**The exercise**
Listed below are entries; give the number of lines among them that include "without", and only that number.

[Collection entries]
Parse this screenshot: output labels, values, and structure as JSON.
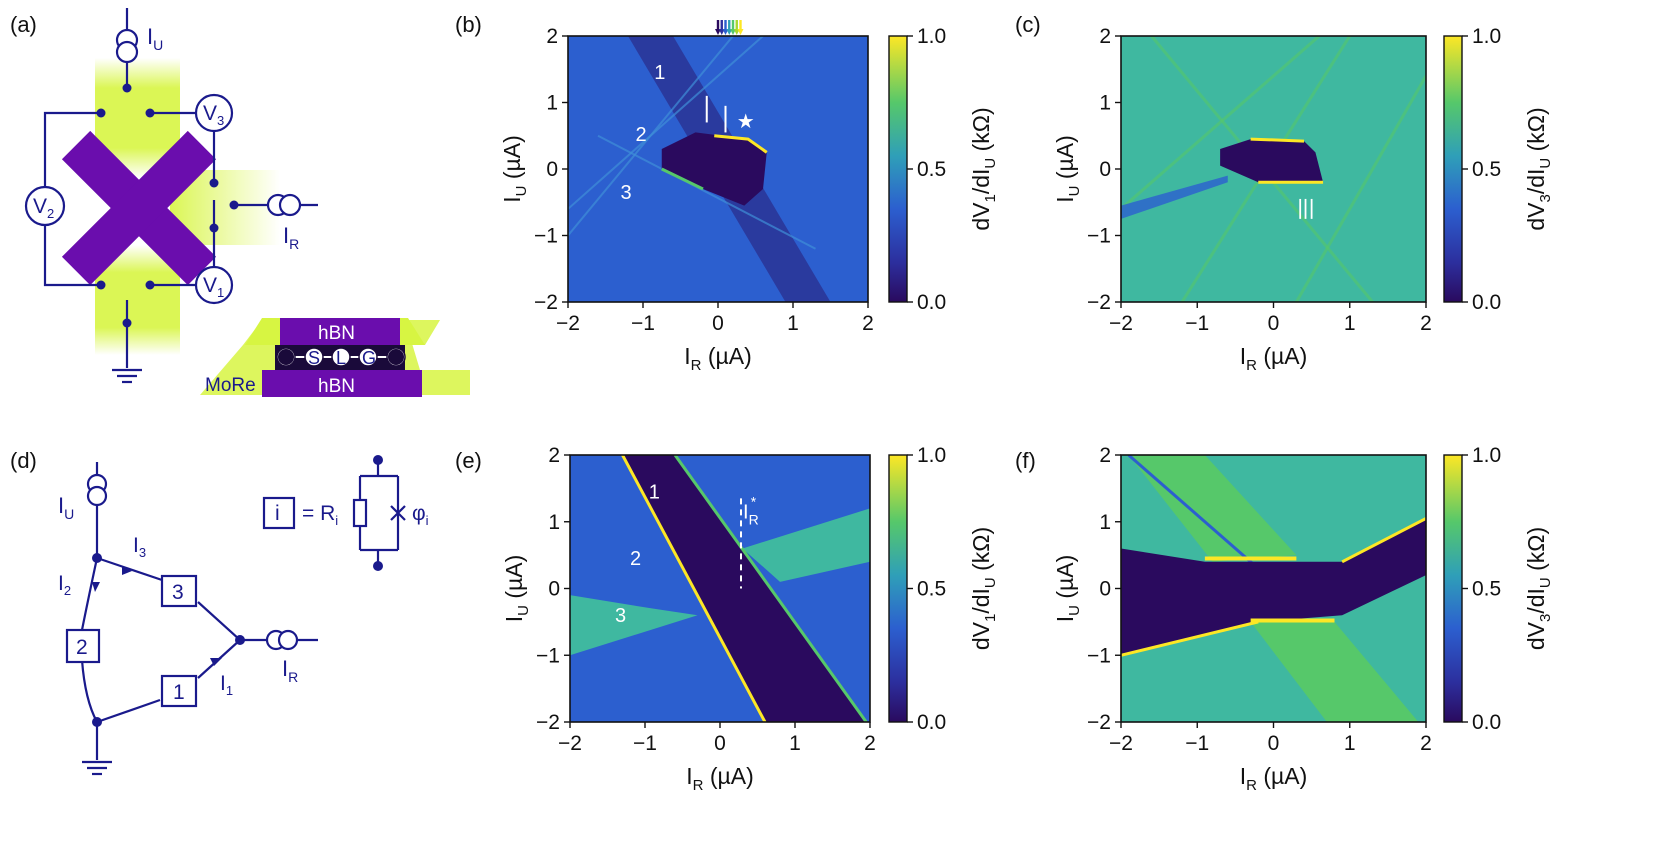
{
  "panel_labels": [
    "(a)",
    "(b)",
    "(c)",
    "(d)",
    "(e)",
    "(f)"
  ],
  "schematic_a": {
    "current_source_top": "I",
    "current_source_top_sub": "U",
    "current_source_right": "I",
    "current_source_right_sub": "R",
    "voltmeters": [
      {
        "main": "V",
        "sub": "3"
      },
      {
        "main": "V",
        "sub": "2"
      },
      {
        "main": "V",
        "sub": "1"
      }
    ],
    "stack_layers": {
      "top": "hBN",
      "bottom": "hBN",
      "middle": [
        "S",
        "L",
        "G"
      ],
      "contact": "MoRe"
    }
  },
  "circuit_d": {
    "source_top": "I",
    "source_top_sub": "U",
    "source_right": "I",
    "source_right_sub": "R",
    "junctions": [
      "1",
      "2",
      "3"
    ],
    "currents": [
      {
        "main": "I",
        "sub": "1"
      },
      {
        "main": "I",
        "sub": "2"
      },
      {
        "main": "I",
        "sub": "3"
      }
    ],
    "legend": {
      "box": "i",
      "eq": "= R",
      "eq_sub": "i",
      "phase": "φ",
      "phase_sub": "i"
    }
  },
  "chart_data": [
    {
      "panel": "(b)",
      "type": "heatmap",
      "xlabel": "I",
      "xlabel_sub": "R",
      "xlabel_unit": " (µA)",
      "ylabel": "I",
      "ylabel_sub": "U",
      "ylabel_unit": " (µA)",
      "xlim": [
        -2,
        2
      ],
      "ylim": [
        -2,
        2
      ],
      "xticks": [
        "−2",
        "−1",
        "0",
        "1",
        "2"
      ],
      "yticks": [
        "2",
        "1",
        "0",
        "−1",
        "−2"
      ],
      "colorbar": {
        "label_pre": "dV",
        "label_sub1": "1",
        "label_mid": "/dI",
        "label_sub2": "U",
        "label_post": " (kΩ)",
        "ticks": [
          "1.0",
          "0.5",
          "0.0"
        ],
        "range": [
          0,
          1
        ]
      },
      "annotations": [
        "1",
        "2",
        "3"
      ],
      "marker": "★"
    },
    {
      "panel": "(c)",
      "type": "heatmap",
      "xlabel": "I",
      "xlabel_sub": "R",
      "xlabel_unit": " (µA)",
      "ylabel": "I",
      "ylabel_sub": "U",
      "ylabel_unit": " (µA)",
      "xlim": [
        -2,
        2
      ],
      "ylim": [
        -2,
        2
      ],
      "xticks": [
        "−2",
        "−1",
        "0",
        "1",
        "2"
      ],
      "yticks": [
        "2",
        "1",
        "0",
        "−1",
        "−2"
      ],
      "colorbar": {
        "label_pre": "dV",
        "label_sub1": "3",
        "label_mid": "/dI",
        "label_sub2": "U",
        "label_post": " (kΩ)",
        "ticks": [
          "1.0",
          "0.5",
          "0.0"
        ],
        "range": [
          0,
          1
        ]
      }
    },
    {
      "panel": "(e)",
      "type": "heatmap",
      "xlabel": "I",
      "xlabel_sub": "R",
      "xlabel_unit": " (µA)",
      "ylabel": "I",
      "ylabel_sub": "U",
      "ylabel_unit": " (µA)",
      "xlim": [
        -2,
        2
      ],
      "ylim": [
        -2,
        2
      ],
      "xticks": [
        "−2",
        "−1",
        "0",
        "1",
        "2"
      ],
      "yticks": [
        "2",
        "1",
        "0",
        "−1",
        "−2"
      ],
      "colorbar": {
        "label_pre": "dV",
        "label_sub1": "1",
        "label_mid": "/dI",
        "label_sub2": "U",
        "label_post": " (kΩ)",
        "ticks": [
          "1.0",
          "0.5",
          "0.0"
        ],
        "range": [
          0,
          1
        ]
      },
      "annotations": [
        "1",
        "2",
        "3"
      ],
      "marker_label": "I",
      "marker_sub": "R",
      "marker_sup": "*",
      "marker_x": 0.28
    },
    {
      "panel": "(f)",
      "type": "heatmap",
      "xlabel": "I",
      "xlabel_sub": "R",
      "xlabel_unit": " (µA)",
      "ylabel": "I",
      "ylabel_sub": "U",
      "ylabel_unit": " (µA)",
      "xlim": [
        -2,
        2
      ],
      "ylim": [
        -2,
        2
      ],
      "xticks": [
        "−2",
        "−1",
        "0",
        "1",
        "2"
      ],
      "yticks": [
        "2",
        "1",
        "0",
        "−1",
        "−2"
      ],
      "colorbar": {
        "label_pre": "dV",
        "label_sub1": "3",
        "label_mid": "/dI",
        "label_sub2": "U",
        "label_post": " (kΩ)",
        "ticks": [
          "1.0",
          "0.5",
          "0.0"
        ],
        "range": [
          0,
          1
        ]
      }
    }
  ],
  "colors": {
    "navy": "#1a1a8c",
    "purple": "#6a0dad",
    "lime": "#d7f542",
    "dark": "#2a0a5e",
    "blue": "#2c5fcf",
    "teal": "#3fb8a0",
    "yellow": "#fde725"
  }
}
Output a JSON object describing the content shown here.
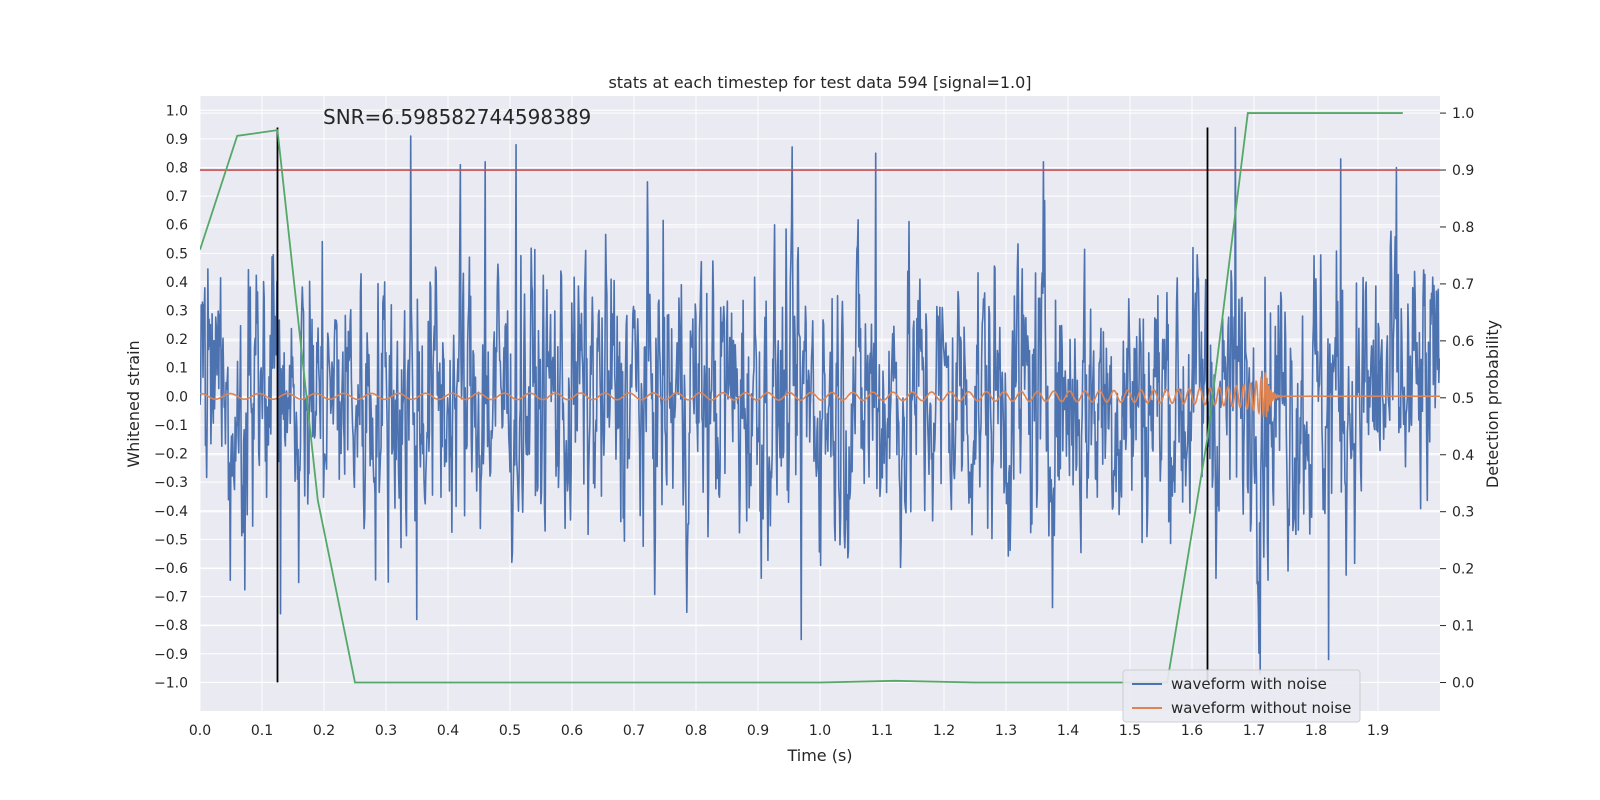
{
  "chart_data": {
    "type": "line",
    "title": "stats at each timestep for test data 594 [signal=1.0]",
    "annotation": "SNR=6.598582744598389",
    "xlabel": "Time (s)",
    "ylabel_left": "Whitened strain",
    "ylabel_right": "Detection probability",
    "xlim": [
      0.0,
      2.0
    ],
    "ylim_left": [
      -1.1,
      1.05
    ],
    "ylim_right": [
      -0.05,
      1.03
    ],
    "x_ticks": [
      "0.0",
      "0.1",
      "0.2",
      "0.3",
      "0.4",
      "0.5",
      "0.6",
      "0.7",
      "0.8",
      "0.9",
      "1.0",
      "1.1",
      "1.2",
      "1.3",
      "1.4",
      "1.5",
      "1.6",
      "1.7",
      "1.8",
      "1.9"
    ],
    "y_ticks_left": [
      "1.0",
      "0.9",
      "0.8",
      "0.7",
      "0.6",
      "0.5",
      "0.4",
      "0.3",
      "0.2",
      "0.1",
      "0.0",
      "−0.1",
      "−0.2",
      "−0.3",
      "−0.4",
      "−0.5",
      "−0.6",
      "−0.7",
      "−0.8",
      "−0.9",
      "−1.0"
    ],
    "y_ticks_right": [
      "1.0",
      "0.9",
      "0.8",
      "0.7",
      "0.6",
      "0.5",
      "0.4",
      "0.3",
      "0.2",
      "0.1",
      "0.0"
    ],
    "grid": true,
    "legend_position": "lower right",
    "threshold": {
      "axis": "right",
      "value": 0.9,
      "color": "#c44e52"
    },
    "vertical_markers": [
      {
        "x": 0.125,
        "y_range": [
          -1.0,
          0.94
        ],
        "color": "#000000"
      },
      {
        "x": 1.625,
        "y_range": [
          -1.0,
          0.94
        ],
        "color": "#000000"
      }
    ],
    "series": [
      {
        "name": "waveform with noise",
        "axis": "left",
        "color": "#4c72b0",
        "kind": "noise",
        "approx_amplitude": 0.3,
        "notable_peaks": [
          {
            "x": 0.34,
            "y": 0.91
          },
          {
            "x": 0.42,
            "y": 0.81
          },
          {
            "x": 0.46,
            "y": 0.82
          },
          {
            "x": 0.51,
            "y": 0.88
          },
          {
            "x": 1.09,
            "y": 0.85
          },
          {
            "x": 1.36,
            "y": 0.82
          },
          {
            "x": 1.67,
            "y": 0.94
          },
          {
            "x": 1.84,
            "y": 0.83
          },
          {
            "x": 1.93,
            "y": 0.8
          },
          {
            "x": 0.97,
            "y": -0.85
          },
          {
            "x": 1.71,
            "y": -0.97
          },
          {
            "x": 1.82,
            "y": -0.92
          },
          {
            "x": 0.13,
            "y": -0.76
          },
          {
            "x": 0.35,
            "y": -0.78
          }
        ]
      },
      {
        "name": "waveform without noise",
        "axis": "left",
        "color": "#dd8452",
        "kind": "chirp",
        "merger_time": 1.72,
        "ringdown_level": 0.0
      },
      {
        "name": "Detection probability",
        "axis": "right",
        "color": "#55a868",
        "x": [
          0.0,
          0.06,
          0.125,
          0.19,
          0.25,
          0.31,
          0.5,
          0.75,
          1.0,
          1.12,
          1.25,
          1.5,
          1.56,
          1.625,
          1.69,
          1.75,
          1.94
        ],
        "y": [
          0.76,
          0.96,
          0.97,
          0.32,
          0.0,
          0.0,
          0.0,
          0.0,
          0.0,
          0.003,
          0.0,
          0.0,
          0.0,
          0.43,
          1.0,
          1.0,
          1.0
        ]
      }
    ],
    "legend": [
      "waveform with noise",
      "waveform without noise"
    ],
    "colors": {
      "background": "#eaeaf2",
      "grid": "#ffffff"
    }
  }
}
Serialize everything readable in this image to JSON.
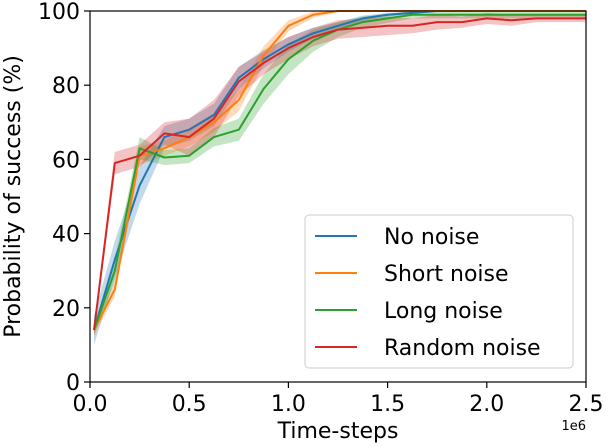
{
  "chart_data": {
    "type": "line",
    "title": "",
    "xlabel": "Time-steps",
    "ylabel": "Probability of success (%)",
    "x_offset_label": "1e6",
    "xlim": [
      0,
      2.5
    ],
    "ylim": [
      0,
      100
    ],
    "xticks": [
      0.0,
      0.5,
      1.0,
      1.5,
      2.0,
      2.5
    ],
    "xtick_labels": [
      "0.0",
      "0.5",
      "1.0",
      "1.5",
      "2.0",
      "2.5"
    ],
    "yticks": [
      0,
      20,
      40,
      60,
      80,
      100
    ],
    "ytick_labels": [
      "0",
      "20",
      "40",
      "60",
      "80",
      "100"
    ],
    "grid": false,
    "legend_position": "lower-right",
    "series": [
      {
        "name": "No noise",
        "color": "#1f77b4",
        "x": [
          0.02,
          0.125,
          0.25,
          0.375,
          0.5,
          0.625,
          0.75,
          0.875,
          1.0,
          1.125,
          1.25,
          1.375,
          1.5,
          1.625,
          1.75,
          1.875,
          2.0,
          2.125,
          2.25,
          2.375,
          2.5
        ],
        "y": [
          14,
          33,
          53,
          66,
          68,
          72,
          82,
          87,
          91,
          94,
          96,
          98,
          99,
          99.5,
          100,
          100,
          100,
          100,
          100,
          100,
          100
        ],
        "band": [
          4,
          5,
          5,
          3,
          3,
          3,
          3,
          2.5,
          2,
          1.5,
          1,
          0.8,
          0.5,
          0.3,
          0.2,
          0.2,
          0.2,
          0.2,
          0.2,
          0.2,
          0.2
        ]
      },
      {
        "name": "Short noise",
        "color": "#ff7f0e",
        "x": [
          0.02,
          0.125,
          0.25,
          0.375,
          0.5,
          0.625,
          0.75,
          0.875,
          1.0,
          1.125,
          1.25,
          1.375,
          1.5,
          1.625,
          1.75,
          1.875,
          2.0,
          2.125,
          2.25,
          2.375,
          2.5
        ],
        "y": [
          14,
          25,
          61,
          63,
          66,
          70,
          76,
          88,
          96,
          99,
          100,
          100,
          100,
          100,
          100,
          100,
          100,
          100,
          100,
          100,
          100
        ],
        "band": [
          1.5,
          2,
          2.5,
          2,
          2.5,
          2.5,
          3,
          2.5,
          1.5,
          0.8,
          0.3,
          0.2,
          0.2,
          0.2,
          0.2,
          0.2,
          0.2,
          0.2,
          0.2,
          0.2,
          0.2
        ]
      },
      {
        "name": "Long noise",
        "color": "#2ca02c",
        "x": [
          0.02,
          0.125,
          0.25,
          0.375,
          0.5,
          0.625,
          0.75,
          0.875,
          1.0,
          1.125,
          1.25,
          1.375,
          1.5,
          1.625,
          1.75,
          1.875,
          2.0,
          2.125,
          2.25,
          2.375,
          2.5
        ],
        "y": [
          14,
          30,
          63,
          60.5,
          61,
          66,
          68,
          79,
          87,
          92,
          95,
          97,
          98,
          99,
          99,
          99,
          99,
          99,
          99,
          99,
          99
        ],
        "band": [
          1.5,
          3,
          3,
          2,
          2,
          2.5,
          3,
          4,
          4,
          3,
          2,
          1.5,
          1.2,
          1,
          1,
          1,
          1,
          1,
          1,
          1,
          1
        ]
      },
      {
        "name": "Random noise",
        "color": "#d62728",
        "x": [
          0.02,
          0.125,
          0.25,
          0.375,
          0.5,
          0.625,
          0.75,
          0.875,
          1.0,
          1.125,
          1.25,
          1.375,
          1.5,
          1.625,
          1.75,
          1.875,
          2.0,
          2.125,
          2.25,
          2.375,
          2.5
        ],
        "y": [
          14,
          59,
          61,
          67,
          66,
          71,
          81,
          86,
          90,
          93,
          95,
          95.5,
          96,
          96,
          97,
          97,
          98,
          97.5,
          98,
          98,
          98
        ],
        "band": [
          1.5,
          3,
          3,
          3,
          5,
          5,
          4,
          3,
          3,
          2.5,
          2.5,
          2.5,
          2.5,
          2,
          2,
          1.5,
          1.5,
          1.5,
          1,
          1,
          1
        ]
      }
    ]
  }
}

**Full solution**
2